WHAT THE TASK REQUIRES. Whenever a line contains the string "text", copy it out of the entries.

Source data:
%%

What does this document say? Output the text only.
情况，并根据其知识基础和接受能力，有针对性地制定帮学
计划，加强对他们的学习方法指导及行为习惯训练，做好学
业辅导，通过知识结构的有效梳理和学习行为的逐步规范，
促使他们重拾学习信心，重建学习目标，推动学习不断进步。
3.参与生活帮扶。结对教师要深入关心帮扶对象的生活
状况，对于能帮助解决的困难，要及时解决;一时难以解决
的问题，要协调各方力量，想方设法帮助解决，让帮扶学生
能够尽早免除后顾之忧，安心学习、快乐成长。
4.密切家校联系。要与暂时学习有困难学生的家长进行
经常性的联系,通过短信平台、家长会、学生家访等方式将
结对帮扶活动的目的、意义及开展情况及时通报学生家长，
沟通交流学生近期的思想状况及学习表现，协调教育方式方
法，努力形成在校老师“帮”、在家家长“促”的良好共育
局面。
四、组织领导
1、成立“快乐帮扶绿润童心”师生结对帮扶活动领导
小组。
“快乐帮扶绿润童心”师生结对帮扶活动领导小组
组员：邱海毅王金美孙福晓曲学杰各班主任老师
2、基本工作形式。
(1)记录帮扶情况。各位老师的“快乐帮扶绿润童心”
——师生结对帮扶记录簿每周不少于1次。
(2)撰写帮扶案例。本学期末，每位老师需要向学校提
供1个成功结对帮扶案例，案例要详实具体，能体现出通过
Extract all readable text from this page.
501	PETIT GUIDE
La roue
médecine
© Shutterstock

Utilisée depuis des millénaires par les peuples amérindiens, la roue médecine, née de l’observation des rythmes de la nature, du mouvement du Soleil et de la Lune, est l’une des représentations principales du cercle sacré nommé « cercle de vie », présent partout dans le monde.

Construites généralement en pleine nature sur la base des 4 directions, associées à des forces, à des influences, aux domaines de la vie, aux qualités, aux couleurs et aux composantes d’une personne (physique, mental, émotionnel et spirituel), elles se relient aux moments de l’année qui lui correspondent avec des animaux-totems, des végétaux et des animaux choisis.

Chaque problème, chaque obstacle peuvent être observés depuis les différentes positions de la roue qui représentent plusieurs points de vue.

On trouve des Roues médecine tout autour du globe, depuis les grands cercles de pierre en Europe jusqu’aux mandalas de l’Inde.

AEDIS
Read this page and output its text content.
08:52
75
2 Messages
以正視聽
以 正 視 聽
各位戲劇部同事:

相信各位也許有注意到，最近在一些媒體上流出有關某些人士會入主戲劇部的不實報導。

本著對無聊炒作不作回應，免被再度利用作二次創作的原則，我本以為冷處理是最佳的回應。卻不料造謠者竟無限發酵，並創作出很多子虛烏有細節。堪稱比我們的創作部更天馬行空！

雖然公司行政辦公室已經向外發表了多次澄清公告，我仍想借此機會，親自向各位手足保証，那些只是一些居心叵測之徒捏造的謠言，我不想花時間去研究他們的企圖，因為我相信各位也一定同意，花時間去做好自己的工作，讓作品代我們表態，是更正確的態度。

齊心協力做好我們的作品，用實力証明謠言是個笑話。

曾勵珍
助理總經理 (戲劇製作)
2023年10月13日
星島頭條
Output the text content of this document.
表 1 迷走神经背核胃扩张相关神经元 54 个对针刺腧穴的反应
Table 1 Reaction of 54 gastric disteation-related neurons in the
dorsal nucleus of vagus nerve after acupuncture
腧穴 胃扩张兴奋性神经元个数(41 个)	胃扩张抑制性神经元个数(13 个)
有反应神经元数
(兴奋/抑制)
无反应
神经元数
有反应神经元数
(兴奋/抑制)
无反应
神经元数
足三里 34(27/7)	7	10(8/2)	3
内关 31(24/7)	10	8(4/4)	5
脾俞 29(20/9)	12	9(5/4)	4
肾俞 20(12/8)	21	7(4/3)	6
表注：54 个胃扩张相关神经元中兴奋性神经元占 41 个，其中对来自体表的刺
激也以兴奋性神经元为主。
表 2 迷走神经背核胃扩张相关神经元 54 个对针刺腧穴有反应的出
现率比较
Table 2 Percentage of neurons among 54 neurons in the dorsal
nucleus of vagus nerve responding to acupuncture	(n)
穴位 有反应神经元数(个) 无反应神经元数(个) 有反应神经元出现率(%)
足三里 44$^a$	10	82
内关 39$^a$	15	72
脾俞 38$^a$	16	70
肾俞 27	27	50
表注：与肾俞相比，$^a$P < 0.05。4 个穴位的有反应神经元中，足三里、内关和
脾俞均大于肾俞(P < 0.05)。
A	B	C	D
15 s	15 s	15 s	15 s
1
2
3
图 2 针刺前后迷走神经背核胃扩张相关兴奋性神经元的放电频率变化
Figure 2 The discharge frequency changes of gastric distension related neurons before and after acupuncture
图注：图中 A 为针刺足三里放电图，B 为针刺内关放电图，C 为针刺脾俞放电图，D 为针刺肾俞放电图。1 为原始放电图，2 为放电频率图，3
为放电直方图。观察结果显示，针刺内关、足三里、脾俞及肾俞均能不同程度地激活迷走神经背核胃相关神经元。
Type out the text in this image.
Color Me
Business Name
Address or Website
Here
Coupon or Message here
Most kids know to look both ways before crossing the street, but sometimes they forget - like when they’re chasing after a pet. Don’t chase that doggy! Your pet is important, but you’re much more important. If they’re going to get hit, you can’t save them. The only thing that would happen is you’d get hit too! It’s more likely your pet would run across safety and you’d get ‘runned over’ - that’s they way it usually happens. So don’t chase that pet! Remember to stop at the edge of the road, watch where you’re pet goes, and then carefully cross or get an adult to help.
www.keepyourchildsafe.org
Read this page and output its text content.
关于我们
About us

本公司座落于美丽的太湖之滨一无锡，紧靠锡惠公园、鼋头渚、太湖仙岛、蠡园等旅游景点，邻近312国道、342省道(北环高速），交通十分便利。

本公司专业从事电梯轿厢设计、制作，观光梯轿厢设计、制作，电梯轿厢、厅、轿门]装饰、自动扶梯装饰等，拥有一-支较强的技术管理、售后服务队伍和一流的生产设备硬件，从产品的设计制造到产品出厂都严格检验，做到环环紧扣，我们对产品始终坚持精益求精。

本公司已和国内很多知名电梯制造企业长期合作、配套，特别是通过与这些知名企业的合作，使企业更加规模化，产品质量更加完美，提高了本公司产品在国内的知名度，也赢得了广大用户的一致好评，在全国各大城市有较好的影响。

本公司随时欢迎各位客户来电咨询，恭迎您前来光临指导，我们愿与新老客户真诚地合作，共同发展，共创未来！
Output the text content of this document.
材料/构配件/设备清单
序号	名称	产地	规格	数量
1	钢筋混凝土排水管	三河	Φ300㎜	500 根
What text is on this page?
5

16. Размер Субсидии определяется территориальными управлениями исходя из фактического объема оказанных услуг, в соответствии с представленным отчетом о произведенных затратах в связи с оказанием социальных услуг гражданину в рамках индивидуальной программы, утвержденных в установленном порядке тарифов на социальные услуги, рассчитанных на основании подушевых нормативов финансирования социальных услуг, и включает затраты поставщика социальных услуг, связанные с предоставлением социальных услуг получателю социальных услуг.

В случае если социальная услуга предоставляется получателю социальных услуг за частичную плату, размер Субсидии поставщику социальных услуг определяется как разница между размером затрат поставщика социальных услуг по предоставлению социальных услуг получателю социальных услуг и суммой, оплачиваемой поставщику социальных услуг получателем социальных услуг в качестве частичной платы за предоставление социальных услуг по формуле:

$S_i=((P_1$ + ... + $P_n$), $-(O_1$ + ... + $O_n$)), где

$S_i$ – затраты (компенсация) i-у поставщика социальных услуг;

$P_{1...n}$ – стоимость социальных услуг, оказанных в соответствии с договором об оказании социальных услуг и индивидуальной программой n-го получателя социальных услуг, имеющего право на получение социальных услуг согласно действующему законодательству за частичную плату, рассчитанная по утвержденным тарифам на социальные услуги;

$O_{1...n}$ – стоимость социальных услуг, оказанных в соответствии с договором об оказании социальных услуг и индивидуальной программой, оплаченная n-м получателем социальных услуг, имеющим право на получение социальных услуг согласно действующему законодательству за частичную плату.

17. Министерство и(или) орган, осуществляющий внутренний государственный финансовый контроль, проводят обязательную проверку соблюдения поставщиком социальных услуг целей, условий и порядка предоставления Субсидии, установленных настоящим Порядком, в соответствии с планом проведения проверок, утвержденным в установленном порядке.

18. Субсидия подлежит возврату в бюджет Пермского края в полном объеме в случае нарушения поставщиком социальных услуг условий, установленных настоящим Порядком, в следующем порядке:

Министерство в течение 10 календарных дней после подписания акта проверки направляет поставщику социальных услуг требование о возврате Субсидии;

%%

FINISHED TASK.
What does this document say? Output the text only.
Extract all readable text from this page.
Read this page and output its text content.
Output the text content of this document.
Type out the text in this image.
Read this page and output its text content.
Output the text content of this document.
What text is on this page?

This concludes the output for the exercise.